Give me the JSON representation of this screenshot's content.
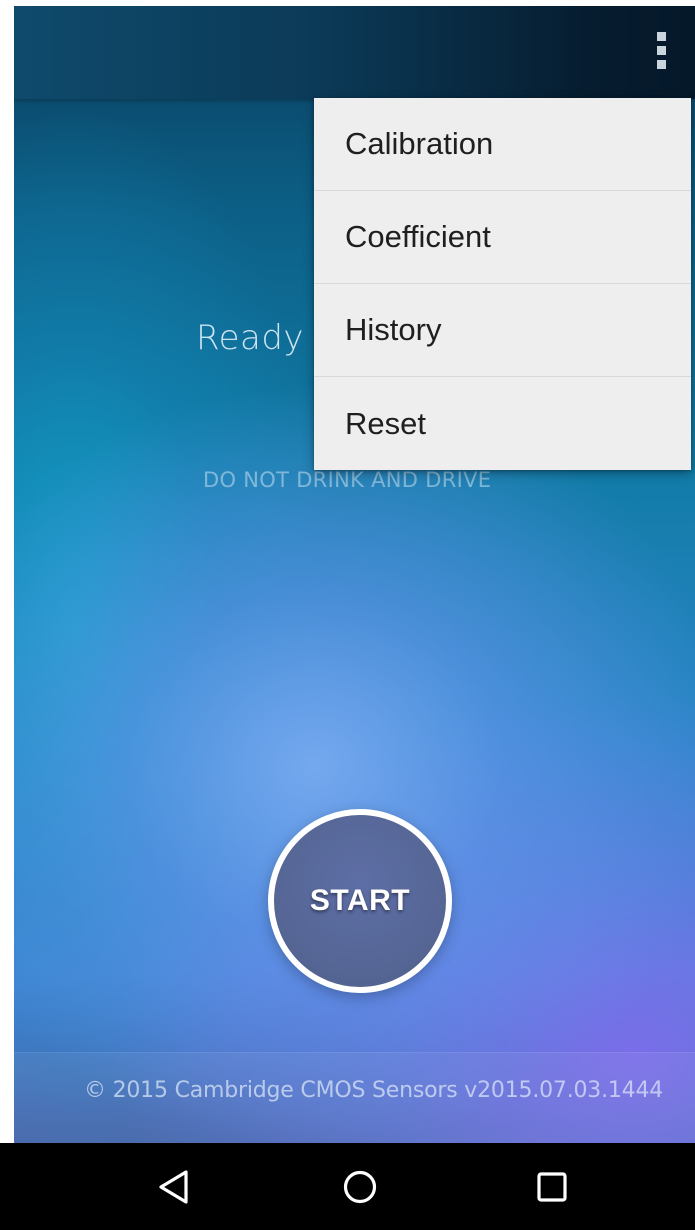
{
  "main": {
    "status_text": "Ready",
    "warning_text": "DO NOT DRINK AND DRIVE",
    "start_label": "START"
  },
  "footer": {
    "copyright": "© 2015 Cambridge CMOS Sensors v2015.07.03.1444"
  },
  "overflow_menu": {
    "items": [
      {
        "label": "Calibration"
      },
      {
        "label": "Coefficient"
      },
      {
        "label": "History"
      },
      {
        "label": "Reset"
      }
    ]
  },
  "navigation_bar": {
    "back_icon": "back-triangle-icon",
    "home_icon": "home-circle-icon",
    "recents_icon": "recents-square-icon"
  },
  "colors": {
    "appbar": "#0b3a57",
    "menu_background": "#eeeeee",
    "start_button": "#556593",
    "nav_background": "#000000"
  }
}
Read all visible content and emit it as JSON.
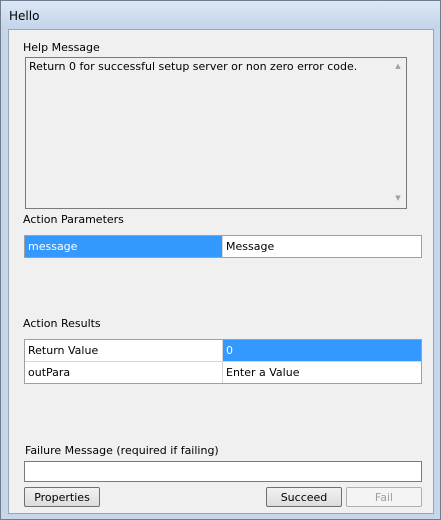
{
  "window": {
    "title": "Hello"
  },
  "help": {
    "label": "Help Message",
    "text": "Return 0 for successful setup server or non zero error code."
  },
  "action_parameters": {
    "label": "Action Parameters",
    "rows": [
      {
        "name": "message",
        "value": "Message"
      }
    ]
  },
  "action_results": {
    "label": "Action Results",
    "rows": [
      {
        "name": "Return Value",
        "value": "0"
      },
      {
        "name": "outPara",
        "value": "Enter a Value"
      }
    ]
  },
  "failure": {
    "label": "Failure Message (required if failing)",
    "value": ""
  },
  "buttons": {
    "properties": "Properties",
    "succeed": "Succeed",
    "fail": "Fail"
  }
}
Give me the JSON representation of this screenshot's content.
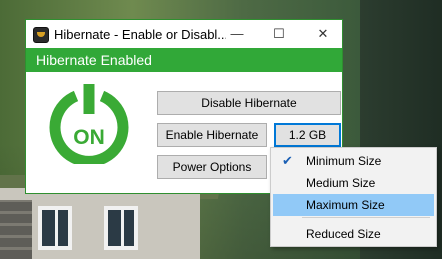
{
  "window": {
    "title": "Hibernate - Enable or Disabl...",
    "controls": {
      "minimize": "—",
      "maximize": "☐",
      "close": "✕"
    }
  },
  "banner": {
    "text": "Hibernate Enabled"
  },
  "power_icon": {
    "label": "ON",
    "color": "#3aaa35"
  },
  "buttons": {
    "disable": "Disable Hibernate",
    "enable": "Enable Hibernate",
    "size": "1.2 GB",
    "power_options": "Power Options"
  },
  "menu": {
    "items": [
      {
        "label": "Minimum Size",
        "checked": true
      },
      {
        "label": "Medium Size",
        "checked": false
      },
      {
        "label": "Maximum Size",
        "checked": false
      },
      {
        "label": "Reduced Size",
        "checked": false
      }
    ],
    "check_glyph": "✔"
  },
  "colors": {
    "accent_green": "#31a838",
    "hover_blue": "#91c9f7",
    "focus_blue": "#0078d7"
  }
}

==========

Exercise objective
Copy out the records above in full, exactly as written, but not the pictures.

Exercise response
Give me the JSON representation of this screenshot's content.
{
  "main": {
    "status_text": "Ready",
    "warning_text": "DO NOT DRINK AND DRIVE",
    "start_label": "START"
  },
  "footer": {
    "copyright": "© 2015 Cambridge CMOS Sensors v2015.07.03.1444"
  },
  "overflow_menu": {
    "items": [
      {
        "label": "Calibration"
      },
      {
        "label": "Coefficient"
      },
      {
        "label": "History"
      },
      {
        "label": "Reset"
      }
    ]
  },
  "navigation_bar": {
    "back_icon": "back-triangle-icon",
    "home_icon": "home-circle-icon",
    "recents_icon": "recents-square-icon"
  },
  "colors": {
    "appbar": "#0b3a57",
    "menu_background": "#eeeeee",
    "start_button": "#556593",
    "nav_background": "#000000"
  }
}
Read all visible content and emit it as JSON.
{
  "window": {
    "title": "Hello"
  },
  "help": {
    "label": "Help Message",
    "text": "Return 0 for successful setup server or non zero error code."
  },
  "action_parameters": {
    "label": "Action Parameters",
    "rows": [
      {
        "name": "message",
        "value": "Message"
      }
    ]
  },
  "action_results": {
    "label": "Action Results",
    "rows": [
      {
        "name": "Return Value",
        "value": "0"
      },
      {
        "name": "outPara",
        "value": "Enter a Value"
      }
    ]
  },
  "failure": {
    "label": "Failure Message (required if failing)",
    "value": ""
  },
  "buttons": {
    "properties": "Properties",
    "succeed": "Succeed",
    "fail": "Fail"
  }
}
Give me the JSON representation of this screenshot's content.
{
  "window": {
    "title": "Hibernate - Enable or Disabl...",
    "controls": {
      "minimize": "—",
      "maximize": "☐",
      "close": "✕"
    }
  },
  "banner": {
    "text": "Hibernate Enabled"
  },
  "power_icon": {
    "label": "ON",
    "color": "#3aaa35"
  },
  "buttons": {
    "disable": "Disable Hibernate",
    "enable": "Enable Hibernate",
    "size": "1.2 GB",
    "power_options": "Power Options"
  },
  "menu": {
    "items": [
      {
        "label": "Minimum Size",
        "checked": true
      },
      {
        "label": "Medium Size",
        "checked": false
      },
      {
        "label": "Maximum Size",
        "checked": false
      },
      {
        "label": "Reduced Size",
        "checked": false
      }
    ],
    "check_glyph": "✔"
  },
  "colors": {
    "accent_green": "#31a838",
    "hover_blue": "#91c9f7",
    "focus_blue": "#0078d7"
  }
}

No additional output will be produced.